═══ Input data ═══

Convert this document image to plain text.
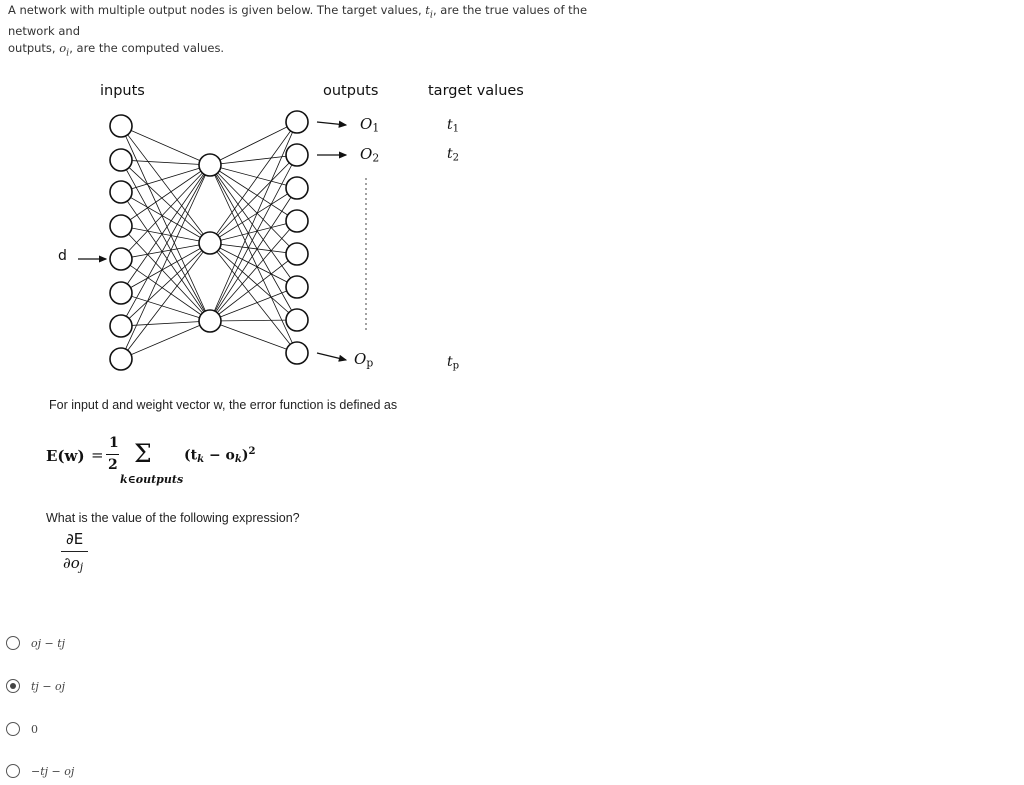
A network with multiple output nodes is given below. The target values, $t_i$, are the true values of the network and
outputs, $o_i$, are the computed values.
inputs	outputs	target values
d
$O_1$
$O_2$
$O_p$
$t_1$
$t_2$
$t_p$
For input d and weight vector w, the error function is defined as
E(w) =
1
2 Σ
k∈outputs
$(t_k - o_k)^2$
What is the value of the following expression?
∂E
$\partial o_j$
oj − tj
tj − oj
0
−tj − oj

═══
═══ Input data ═══

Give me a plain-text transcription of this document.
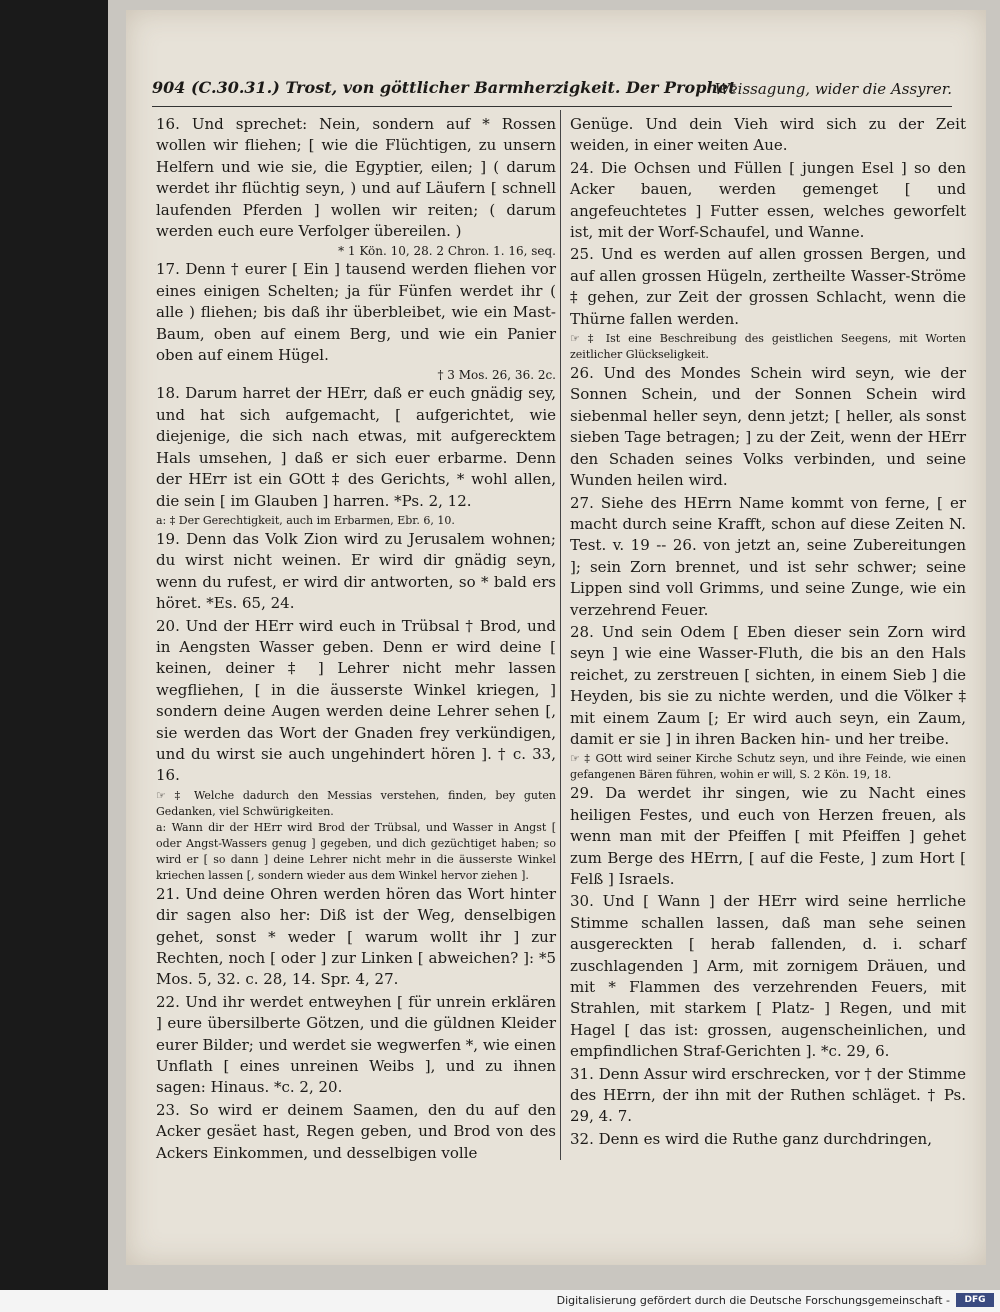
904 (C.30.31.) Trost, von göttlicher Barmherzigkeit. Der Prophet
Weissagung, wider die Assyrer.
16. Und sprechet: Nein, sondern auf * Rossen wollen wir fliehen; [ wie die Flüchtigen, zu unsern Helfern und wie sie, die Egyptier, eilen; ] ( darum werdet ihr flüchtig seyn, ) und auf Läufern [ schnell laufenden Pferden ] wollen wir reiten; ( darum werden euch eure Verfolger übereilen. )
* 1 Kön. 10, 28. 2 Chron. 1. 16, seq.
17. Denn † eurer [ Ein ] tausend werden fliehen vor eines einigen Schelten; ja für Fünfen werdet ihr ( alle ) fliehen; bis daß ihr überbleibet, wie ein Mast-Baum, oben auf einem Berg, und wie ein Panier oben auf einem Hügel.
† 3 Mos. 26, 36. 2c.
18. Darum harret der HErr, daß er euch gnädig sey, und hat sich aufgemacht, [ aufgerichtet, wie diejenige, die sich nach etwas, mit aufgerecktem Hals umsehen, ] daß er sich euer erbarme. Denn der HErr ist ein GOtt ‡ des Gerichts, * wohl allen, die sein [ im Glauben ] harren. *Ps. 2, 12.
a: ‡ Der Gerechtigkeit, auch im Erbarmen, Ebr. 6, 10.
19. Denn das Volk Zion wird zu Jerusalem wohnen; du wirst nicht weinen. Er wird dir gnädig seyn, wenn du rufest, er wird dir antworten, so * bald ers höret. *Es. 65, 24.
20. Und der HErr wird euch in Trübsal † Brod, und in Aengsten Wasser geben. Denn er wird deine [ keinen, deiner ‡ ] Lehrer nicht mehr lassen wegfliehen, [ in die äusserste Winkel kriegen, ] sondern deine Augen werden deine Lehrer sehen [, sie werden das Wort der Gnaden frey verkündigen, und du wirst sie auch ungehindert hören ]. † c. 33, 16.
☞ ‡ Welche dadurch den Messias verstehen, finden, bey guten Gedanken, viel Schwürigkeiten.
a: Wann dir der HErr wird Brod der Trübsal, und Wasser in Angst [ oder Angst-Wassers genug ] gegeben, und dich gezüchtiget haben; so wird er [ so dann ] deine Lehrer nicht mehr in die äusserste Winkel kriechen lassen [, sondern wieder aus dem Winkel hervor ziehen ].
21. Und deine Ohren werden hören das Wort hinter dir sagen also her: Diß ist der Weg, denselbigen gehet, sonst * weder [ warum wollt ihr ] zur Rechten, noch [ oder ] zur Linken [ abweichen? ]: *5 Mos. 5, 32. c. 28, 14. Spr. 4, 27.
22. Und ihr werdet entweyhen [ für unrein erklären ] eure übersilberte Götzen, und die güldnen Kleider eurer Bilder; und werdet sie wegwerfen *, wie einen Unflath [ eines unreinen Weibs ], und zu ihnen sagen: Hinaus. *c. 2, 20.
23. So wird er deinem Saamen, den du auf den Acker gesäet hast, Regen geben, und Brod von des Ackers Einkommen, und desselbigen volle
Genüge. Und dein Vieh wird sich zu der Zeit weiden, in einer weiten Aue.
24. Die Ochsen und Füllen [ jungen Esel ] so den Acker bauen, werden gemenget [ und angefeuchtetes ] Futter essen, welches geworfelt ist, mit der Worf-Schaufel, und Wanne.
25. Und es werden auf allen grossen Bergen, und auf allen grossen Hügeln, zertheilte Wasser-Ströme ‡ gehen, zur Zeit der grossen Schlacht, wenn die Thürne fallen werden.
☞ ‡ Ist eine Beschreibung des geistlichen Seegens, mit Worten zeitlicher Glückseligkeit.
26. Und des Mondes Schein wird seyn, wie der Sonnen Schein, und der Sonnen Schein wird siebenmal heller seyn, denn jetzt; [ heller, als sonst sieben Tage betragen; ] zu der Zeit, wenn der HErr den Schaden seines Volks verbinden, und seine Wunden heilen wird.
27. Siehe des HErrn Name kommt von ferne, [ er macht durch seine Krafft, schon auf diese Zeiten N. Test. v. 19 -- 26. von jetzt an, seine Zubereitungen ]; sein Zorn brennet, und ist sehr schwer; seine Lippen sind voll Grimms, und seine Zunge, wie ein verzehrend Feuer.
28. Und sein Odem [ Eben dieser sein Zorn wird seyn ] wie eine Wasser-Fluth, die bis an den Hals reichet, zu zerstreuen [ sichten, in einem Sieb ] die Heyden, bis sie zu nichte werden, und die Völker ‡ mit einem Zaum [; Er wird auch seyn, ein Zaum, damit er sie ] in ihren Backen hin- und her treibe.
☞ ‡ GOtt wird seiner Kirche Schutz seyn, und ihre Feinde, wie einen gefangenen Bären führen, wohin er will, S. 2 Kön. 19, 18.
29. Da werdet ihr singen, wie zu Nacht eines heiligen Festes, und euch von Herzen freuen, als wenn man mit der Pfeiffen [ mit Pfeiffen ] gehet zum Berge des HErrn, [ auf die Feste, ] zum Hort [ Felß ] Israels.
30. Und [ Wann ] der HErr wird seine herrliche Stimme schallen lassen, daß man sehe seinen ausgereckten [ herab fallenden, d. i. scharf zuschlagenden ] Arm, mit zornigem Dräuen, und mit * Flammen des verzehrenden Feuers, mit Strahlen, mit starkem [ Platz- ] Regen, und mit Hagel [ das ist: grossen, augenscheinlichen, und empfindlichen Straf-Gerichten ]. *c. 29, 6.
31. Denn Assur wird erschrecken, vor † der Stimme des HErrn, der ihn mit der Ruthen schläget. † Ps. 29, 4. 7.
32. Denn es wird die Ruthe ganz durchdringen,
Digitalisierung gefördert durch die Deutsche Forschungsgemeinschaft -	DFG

═══

Report how many lines of the listing hold the word "gehet", with nothing but the number.

- _Answer_
2